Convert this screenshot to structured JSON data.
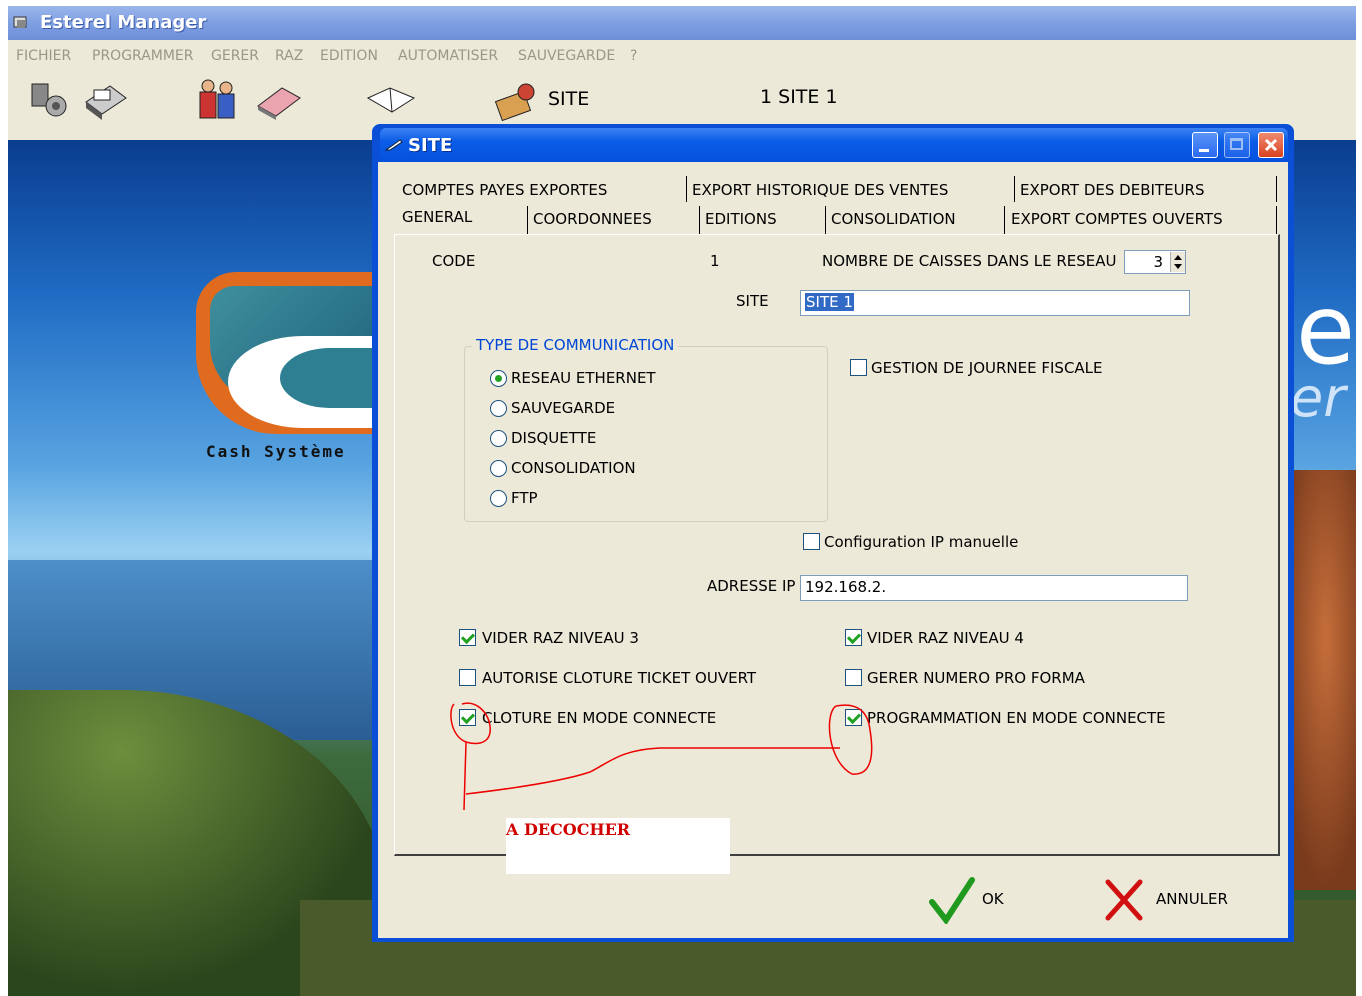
{
  "app": {
    "title": "Esterel Manager"
  },
  "menu": [
    "FICHIER",
    "PROGRAMMER",
    "GERER",
    "RAZ",
    "EDITION",
    "AUTOMATISER",
    "SAUVEGARDE",
    "?"
  ],
  "toolbar": {
    "site_label": "SITE",
    "current_site": "1 SITE 1"
  },
  "background": {
    "logo_text": "Cash Système",
    "brand_big": "el",
    "brand_sub": "er"
  },
  "dialog": {
    "title": "SITE",
    "tabs_row1": [
      "COMPTES PAYES EXPORTES",
      "EXPORT HISTORIQUE DES VENTES",
      "EXPORT DES DEBITEURS"
    ],
    "tabs_row2": [
      "GENERAL",
      "COORDONNEES",
      "EDITIONS",
      "CONSOLIDATION",
      "EXPORT COMPTES OUVERTS"
    ],
    "code_label": "CODE",
    "code_value": "1",
    "nb_caisses_label": "NOMBRE DE CAISSES DANS LE RESEAU",
    "nb_caisses_value": "3",
    "site_label": "SITE",
    "site_value": "SITE 1",
    "comm_group_title": "TYPE DE COMMUNICATION",
    "comm_options": [
      "RESEAU ETHERNET",
      "SAUVEGARDE",
      "DISQUETTE",
      "CONSOLIDATION",
      "FTP"
    ],
    "comm_selected": "RESEAU ETHERNET",
    "gestion_journee": {
      "label": "GESTION DE JOURNEE FISCALE",
      "checked": false
    },
    "config_ip": {
      "label": "Configuration IP manuelle",
      "checked": false
    },
    "ip_label": "ADRESSE IP",
    "ip_value": "192.168.2.",
    "checks": {
      "vider_raz3": {
        "label": "VIDER RAZ NIVEAU 3",
        "checked": true
      },
      "vider_raz4": {
        "label": "VIDER RAZ NIVEAU 4",
        "checked": true
      },
      "autorise_cloture": {
        "label": "AUTORISE CLOTURE TICKET OUVERT",
        "checked": false
      },
      "gerer_proforma": {
        "label": "GERER NUMERO PRO FORMA",
        "checked": false
      },
      "cloture_connecte": {
        "label": "CLOTURE EN MODE CONNECTE",
        "checked": true
      },
      "prog_connecte": {
        "label": "PROGRAMMATION EN MODE CONNECTE",
        "checked": true
      }
    },
    "annotation": "A DECOCHER",
    "ok_label": "OK",
    "cancel_label": "ANNULER"
  }
}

_____

__YOUR INSTRUCTIONS__: Take every line from the data that contains the word "SITE".

__COMPLETED EXERCISE__:
    "site_label": "SITE",
    "current_site": "1 SITE 1"
    "title": "SITE",
    "site_label": "SITE",
    "site_value": "SITE 1",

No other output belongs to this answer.